WHAT IS NEEDED ->
State the count of lines below in which the word "image" appears, and add nothing.

Collection entries
## START

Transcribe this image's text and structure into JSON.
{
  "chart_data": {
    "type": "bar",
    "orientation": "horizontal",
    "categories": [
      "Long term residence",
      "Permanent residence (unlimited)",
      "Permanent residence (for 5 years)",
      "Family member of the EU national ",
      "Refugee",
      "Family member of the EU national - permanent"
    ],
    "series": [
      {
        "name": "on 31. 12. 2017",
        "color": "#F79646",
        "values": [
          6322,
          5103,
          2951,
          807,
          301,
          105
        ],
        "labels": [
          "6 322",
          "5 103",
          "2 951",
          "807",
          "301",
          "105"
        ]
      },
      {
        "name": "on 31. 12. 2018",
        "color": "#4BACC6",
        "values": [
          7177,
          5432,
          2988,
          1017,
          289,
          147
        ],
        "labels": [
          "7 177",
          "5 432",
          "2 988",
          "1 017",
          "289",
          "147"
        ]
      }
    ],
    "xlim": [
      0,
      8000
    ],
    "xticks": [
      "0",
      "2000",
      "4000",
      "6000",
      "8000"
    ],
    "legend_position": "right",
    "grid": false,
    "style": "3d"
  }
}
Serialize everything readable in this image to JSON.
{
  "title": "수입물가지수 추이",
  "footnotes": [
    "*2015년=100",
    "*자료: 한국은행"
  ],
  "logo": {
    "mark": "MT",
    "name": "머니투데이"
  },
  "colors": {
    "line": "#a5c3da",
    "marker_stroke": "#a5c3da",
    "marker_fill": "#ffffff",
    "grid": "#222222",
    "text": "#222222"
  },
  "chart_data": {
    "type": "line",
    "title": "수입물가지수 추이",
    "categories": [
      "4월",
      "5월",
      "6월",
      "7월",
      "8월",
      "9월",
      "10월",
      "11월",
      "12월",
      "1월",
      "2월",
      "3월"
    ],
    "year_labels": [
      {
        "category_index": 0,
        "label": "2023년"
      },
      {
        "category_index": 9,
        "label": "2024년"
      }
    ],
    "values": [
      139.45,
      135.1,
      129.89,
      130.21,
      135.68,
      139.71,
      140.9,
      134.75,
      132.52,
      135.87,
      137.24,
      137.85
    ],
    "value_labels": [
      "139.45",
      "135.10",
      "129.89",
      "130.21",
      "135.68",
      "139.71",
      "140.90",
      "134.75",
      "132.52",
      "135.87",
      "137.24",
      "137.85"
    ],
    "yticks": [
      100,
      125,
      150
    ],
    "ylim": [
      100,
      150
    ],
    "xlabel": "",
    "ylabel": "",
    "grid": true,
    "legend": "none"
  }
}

## END

WRITTEN RESPONSE ->
2